Stored dataset items
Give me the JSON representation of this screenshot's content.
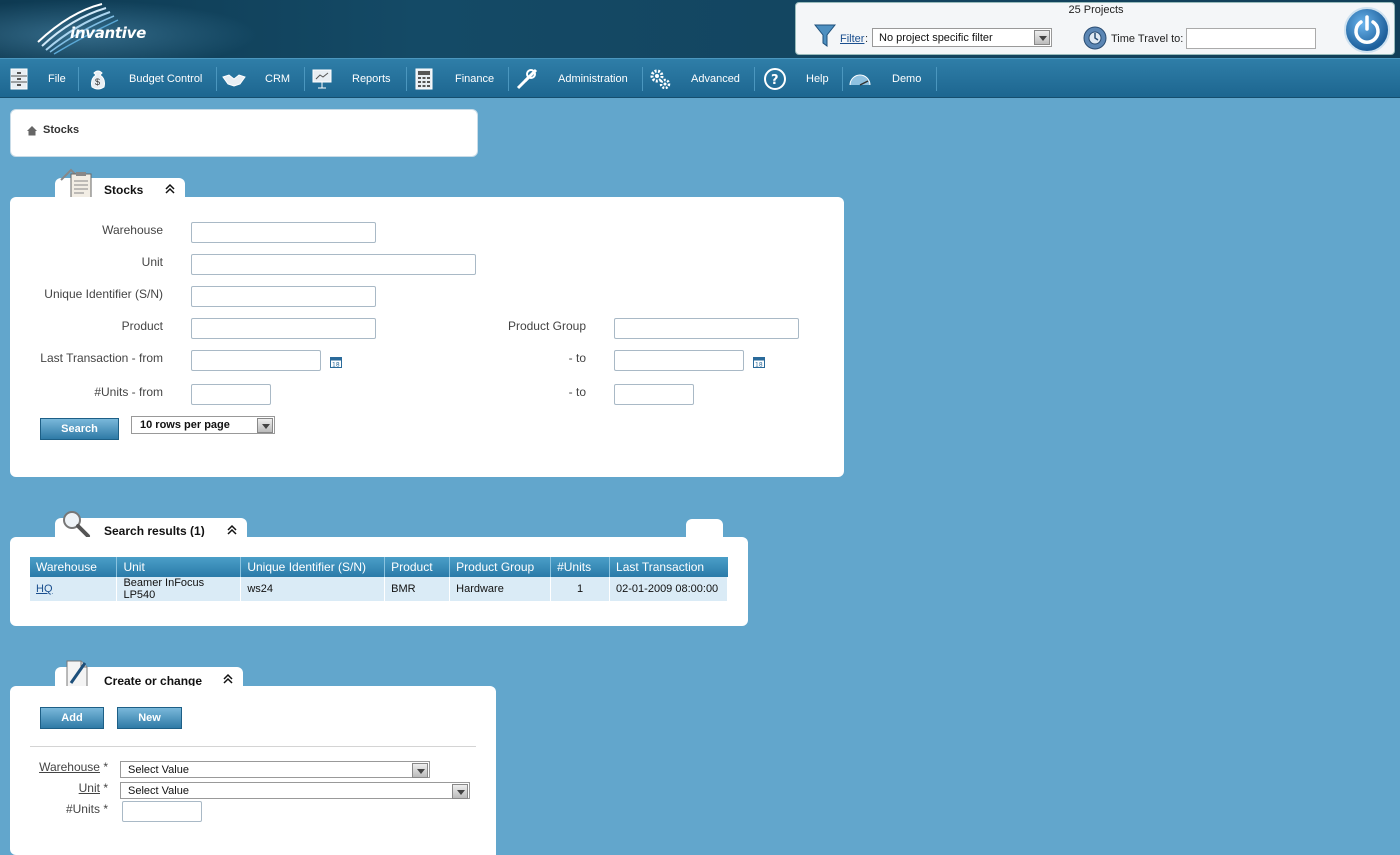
{
  "header": {
    "logo_text": "invantive",
    "projects_count": "25 Projects",
    "filter_link": "Filter",
    "filter_colon": ":",
    "filter_value": "No project specific filter",
    "time_travel_label": "Time Travel to:"
  },
  "menu": [
    {
      "label": "File",
      "icon": "cabinet-icon"
    },
    {
      "label": "Budget Control",
      "icon": "money-bag-icon"
    },
    {
      "label": "CRM",
      "icon": "handshake-icon"
    },
    {
      "label": "Reports",
      "icon": "presentation-icon"
    },
    {
      "label": "Finance",
      "icon": "calculator-icon"
    },
    {
      "label": "Administration",
      "icon": "tools-icon"
    },
    {
      "label": "Advanced",
      "icon": "gears-icon"
    },
    {
      "label": "Help",
      "icon": "help-icon"
    },
    {
      "label": "Demo",
      "icon": "speedometer-icon"
    }
  ],
  "breadcrumb": {
    "current": "Stocks"
  },
  "stocks_panel": {
    "title": "Stocks",
    "fields": {
      "warehouse": "Warehouse",
      "unit": "Unit",
      "unique_id": "Unique Identifier (S/N)",
      "product": "Product",
      "product_group": "Product Group",
      "last_tx_from": "Last Transaction - from",
      "last_tx_to": "- to",
      "units_from": "#Units - from",
      "units_to": "- to"
    },
    "search_button": "Search",
    "rows_per_page": "10 rows per page"
  },
  "results_panel": {
    "title": "Search results (1)",
    "columns": [
      "Warehouse",
      "Unit",
      "Unique Identifier (S/N)",
      "Product",
      "Product Group",
      "#Units",
      "Last Transaction"
    ],
    "rows": [
      [
        "HQ",
        "Beamer InFocus LP540",
        "ws24",
        "BMR",
        "Hardware",
        "1",
        "02-01-2009 08:00:00"
      ]
    ]
  },
  "create_panel": {
    "title": "Create or change",
    "add_button": "Add",
    "new_button": "New",
    "warehouse_label": "Warehouse",
    "unit_label": "Unit",
    "units_label": "#Units",
    "required_mark": "*",
    "warehouse_value": "Select Value",
    "unit_value": "Select Value"
  },
  "colors": {
    "background": "#62a6cc",
    "menu": "#1d6690",
    "header": "#144a66",
    "accent": "#2f7aa6"
  }
}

▶ **Exercise task**
Identify the lines in the entries that hold "from" and return each one.

▶ **Exercise output**
      "last_tx_from": "Last Transaction - from",
      "units_from": "#Units - from",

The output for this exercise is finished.